§ Goal: Nothing in the data should change when you return it, but leave the pictures out.

§ Given records:
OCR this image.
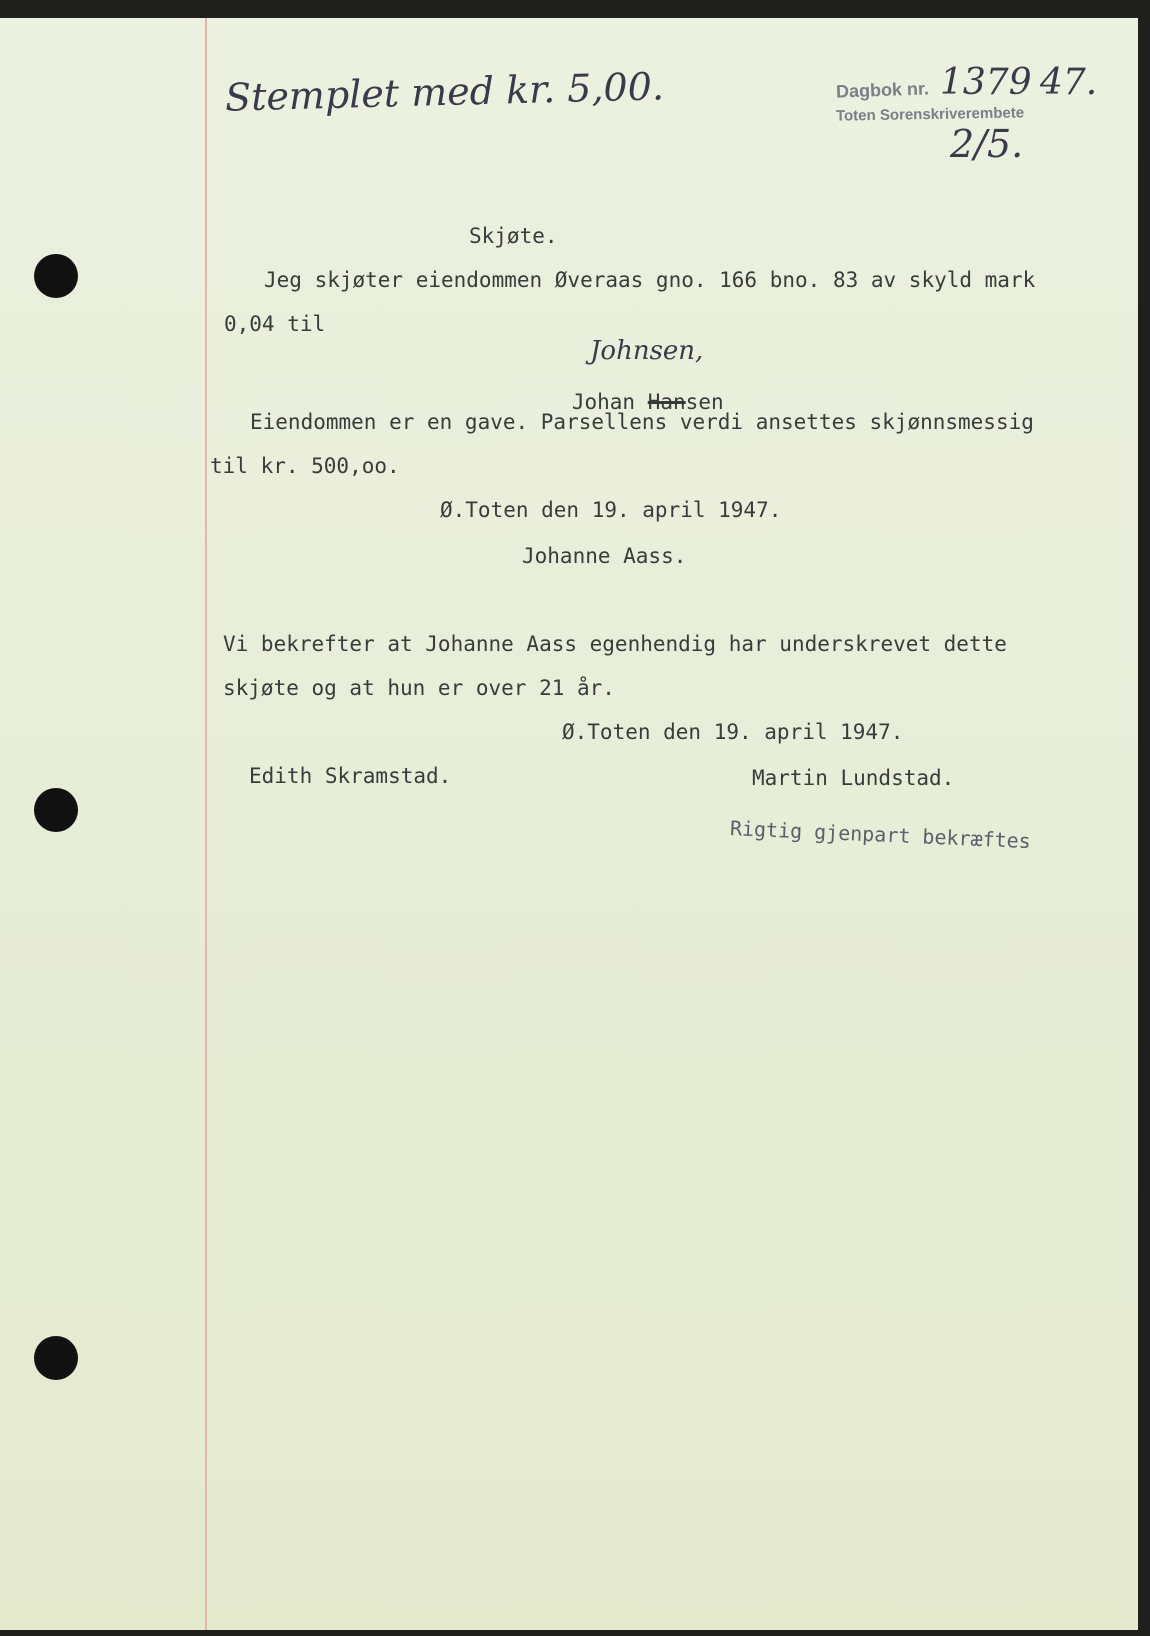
Stemplet med kr. 5,00.	Dagbok nr. 1379 47.
Toten Sorenskriverembete
2/5.
Skjøte.
Jeg skjøter eiendommen Øveraas gno. 166 bno. 83 av skyld mark
0,04 til
Johnsen,

Johan Hansen

Eiendommen er en gave. Parsellens verdi ansettes skjønnsmessig
til kr. 500,oo.
Ø.Toten den 19. april 1947.
Johanne Aass.
Vi bekrefter at Johanne Aass egenhendig har underskrevet dette
skjøte og at hun er over 21 år.
Ø.Toten den 19. april 1947.
Edith Skramstad.	Martin Lundstad.
Rigtig gjenpart bekræftes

§ Result:
OCR this image.
Stemplet med kr. 5,00.	Dagbok nr. 1379 47.
Toten Sorenskriverembete
2/5.
Skjøte.
Jeg skjøter eiendommen Øveraas gno. 166 bno. 83 av skyld mark
0,04 til
Johnsen,

Johan Hansen

Eiendommen er en gave. Parsellens verdi ansettes skjønnsmessig
til kr. 500,oo.
Ø.Toten den 19. april 1947.
Johanne Aass.
Vi bekrefter at Johanne Aass egenhendig har underskrevet dette
skjøte og at hun er over 21 år.
Ø.Toten den 19. april 1947.
Edith Skramstad.	Martin Lundstad.
Rigtig gjenpart bekræftes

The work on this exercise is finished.